■ Material provided:
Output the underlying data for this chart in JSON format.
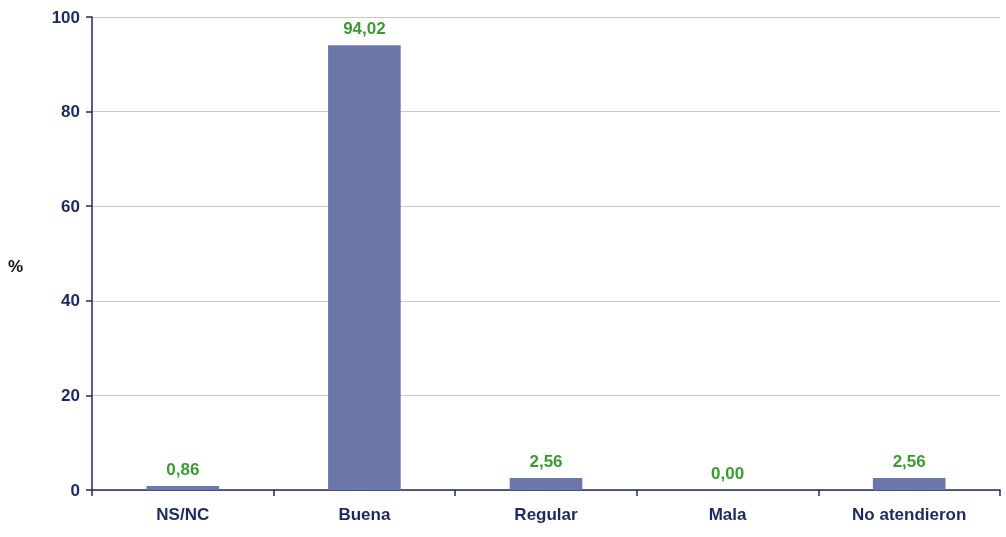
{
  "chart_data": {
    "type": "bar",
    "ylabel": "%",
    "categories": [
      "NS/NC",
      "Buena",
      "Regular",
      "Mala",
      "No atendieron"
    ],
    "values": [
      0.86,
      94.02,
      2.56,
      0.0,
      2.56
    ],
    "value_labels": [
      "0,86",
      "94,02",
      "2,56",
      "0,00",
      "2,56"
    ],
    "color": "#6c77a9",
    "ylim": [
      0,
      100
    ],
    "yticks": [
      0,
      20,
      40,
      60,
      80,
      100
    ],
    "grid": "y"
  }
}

■ Your instructions: Every record above should be transcribed exactly; the pictures stay out of the copy.

■ In response:
Output the underlying data for this chart in JSON format.
{
  "chart_data": {
    "type": "bar",
    "ylabel": "%",
    "categories": [
      "NS/NC",
      "Buena",
      "Regular",
      "Mala",
      "No atendieron"
    ],
    "values": [
      0.86,
      94.02,
      2.56,
      0.0,
      2.56
    ],
    "value_labels": [
      "0,86",
      "94,02",
      "2,56",
      "0,00",
      "2,56"
    ],
    "color": "#6c77a9",
    "ylim": [
      0,
      100
    ],
    "yticks": [
      0,
      20,
      40,
      60,
      80,
      100
    ],
    "grid": "y"
  }
}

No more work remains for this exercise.